═════ Exercise input
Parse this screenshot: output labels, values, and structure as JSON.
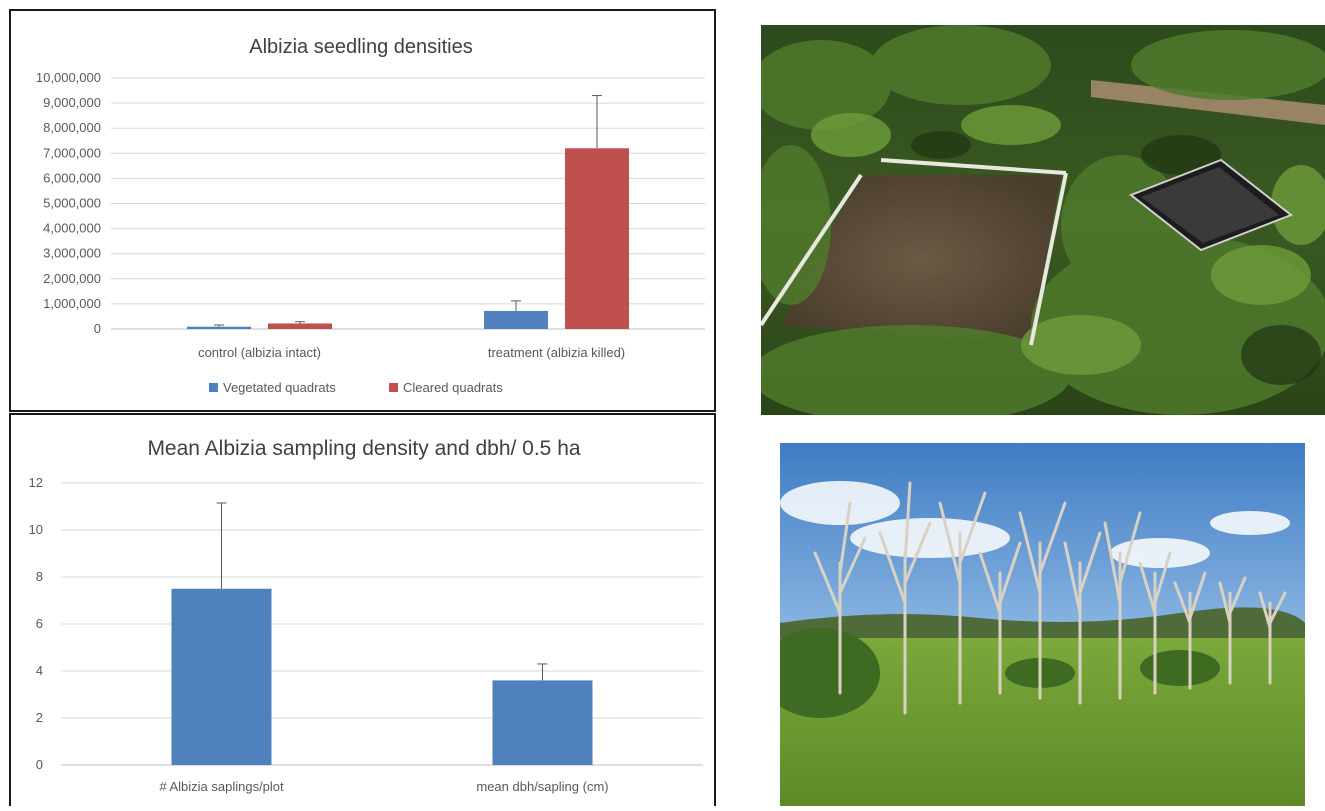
{
  "chart_data": [
    {
      "type": "bar",
      "title": "Albizia seedling densities",
      "categories": [
        "control (albizia intact)",
        "treatment (albizia killed)"
      ],
      "series": [
        {
          "name": "Vegetated quadrats",
          "values": [
            90000,
            720000
          ],
          "error": [
            70000,
            400000
          ],
          "color": "#4f81bd"
        },
        {
          "name": "Cleared quadrats",
          "values": [
            220000,
            7200000
          ],
          "error": [
            70000,
            2100000
          ],
          "color": "#c0504d"
        }
      ],
      "ylim": [
        0,
        10000000
      ],
      "yticks": [
        0,
        1000000,
        2000000,
        3000000,
        4000000,
        5000000,
        6000000,
        7000000,
        8000000,
        9000000,
        10000000
      ],
      "ytick_labels": [
        "0",
        "1,000,000",
        "2,000,000",
        "3,000,000",
        "4,000,000",
        "5,000,000",
        "6,000,000",
        "7,000,000",
        "8,000,000",
        "9,000,000",
        "10,000,000"
      ],
      "grid": true,
      "legend": "bottom"
    },
    {
      "type": "bar",
      "title": "Mean Albizia sampling density and dbh/ 0.5 ha",
      "categories": [
        "# Albizia saplings/plot",
        "mean dbh/sapling (cm)"
      ],
      "series": [
        {
          "values": [
            7.5,
            3.6
          ],
          "error": [
            3.65,
            0.7
          ],
          "color": "#4f81bd"
        }
      ],
      "ylim": [
        0,
        12
      ],
      "yticks": [
        0,
        2,
        4,
        6,
        8,
        10,
        12
      ],
      "ytick_labels": [
        "0",
        "2",
        "4",
        "6",
        "8",
        "10",
        "12"
      ],
      "grid": true
    }
  ]
}
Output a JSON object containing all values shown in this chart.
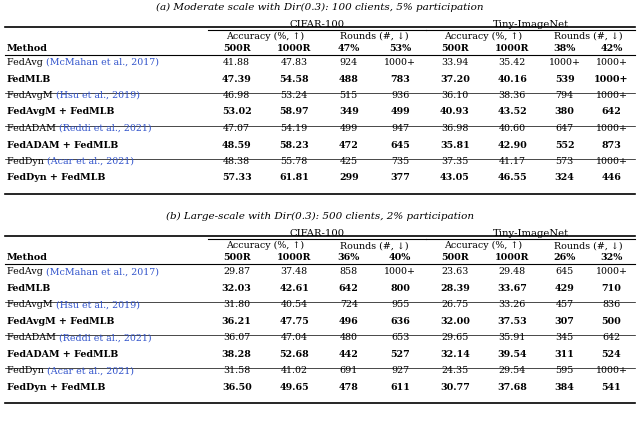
══════════
Identify the lines that hold the word "this". Copy every one of them.

Parse this screenshot: output labels, values, and structure as JSON.
Output a JSON object containing all values shown in this chart.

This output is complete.